- _Given request_: Go through the material below and count the lines with the string "value"; the number is the whole answer.

- _Supplied data_:
# # # # #

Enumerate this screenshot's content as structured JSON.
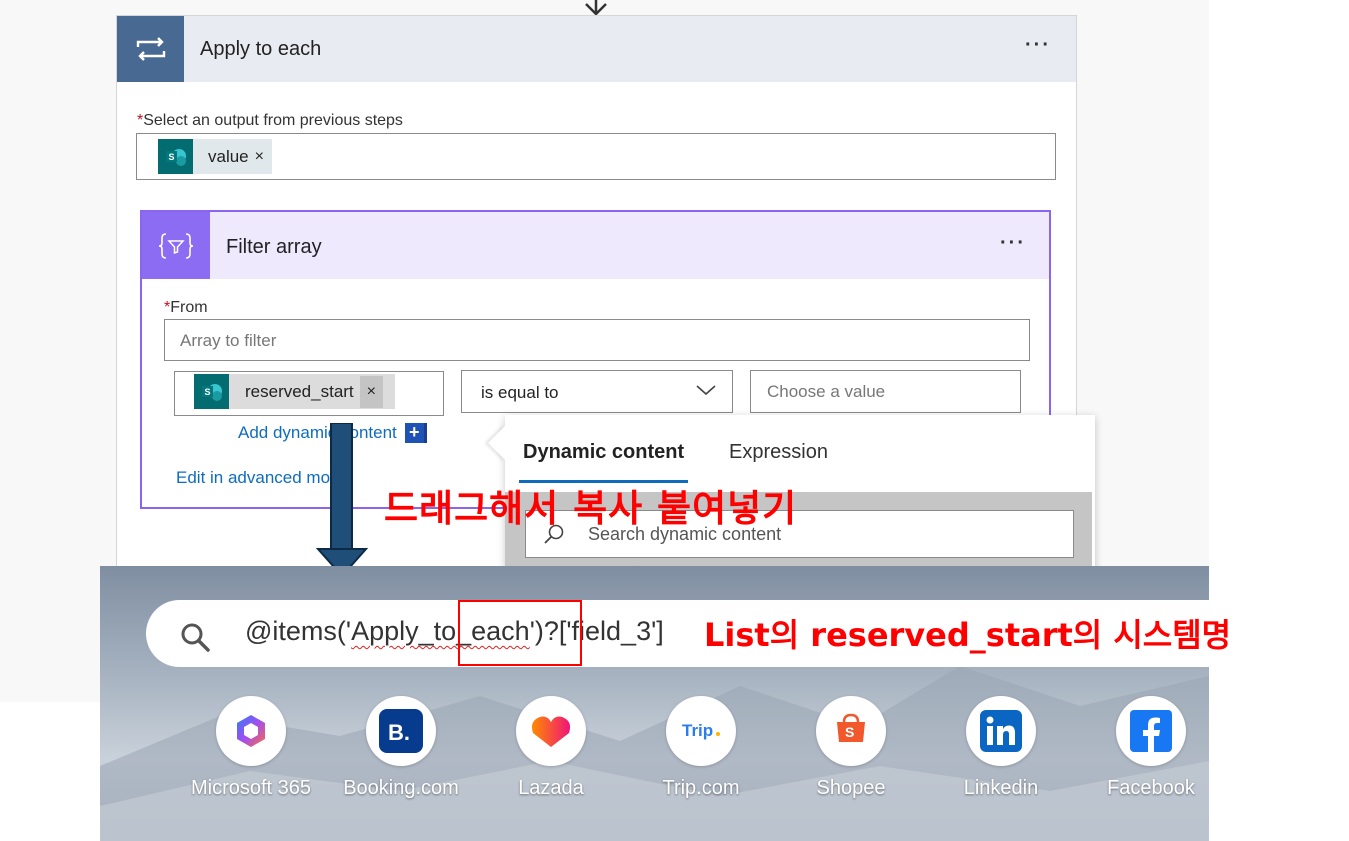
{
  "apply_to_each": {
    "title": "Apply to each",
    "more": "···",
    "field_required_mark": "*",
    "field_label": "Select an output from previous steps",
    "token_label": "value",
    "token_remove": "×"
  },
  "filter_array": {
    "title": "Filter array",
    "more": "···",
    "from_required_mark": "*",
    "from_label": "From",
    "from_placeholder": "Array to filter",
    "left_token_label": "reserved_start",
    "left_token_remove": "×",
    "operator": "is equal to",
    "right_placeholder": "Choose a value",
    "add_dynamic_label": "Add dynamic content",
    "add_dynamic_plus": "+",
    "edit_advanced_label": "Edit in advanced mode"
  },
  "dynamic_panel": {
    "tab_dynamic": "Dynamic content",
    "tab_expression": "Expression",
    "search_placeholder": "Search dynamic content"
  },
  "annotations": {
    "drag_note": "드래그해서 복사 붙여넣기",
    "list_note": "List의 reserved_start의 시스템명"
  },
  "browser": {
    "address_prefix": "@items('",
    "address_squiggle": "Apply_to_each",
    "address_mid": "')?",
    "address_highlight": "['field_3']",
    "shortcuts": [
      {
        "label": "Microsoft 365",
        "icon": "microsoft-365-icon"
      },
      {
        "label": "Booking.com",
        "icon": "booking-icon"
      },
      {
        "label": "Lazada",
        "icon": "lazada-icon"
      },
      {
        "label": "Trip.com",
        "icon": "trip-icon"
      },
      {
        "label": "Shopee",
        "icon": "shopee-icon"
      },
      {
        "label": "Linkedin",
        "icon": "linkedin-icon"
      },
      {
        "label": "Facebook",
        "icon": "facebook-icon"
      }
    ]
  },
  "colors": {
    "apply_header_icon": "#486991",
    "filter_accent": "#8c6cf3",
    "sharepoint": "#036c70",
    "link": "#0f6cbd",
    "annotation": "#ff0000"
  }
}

# # # # #

- _Expected output_: 2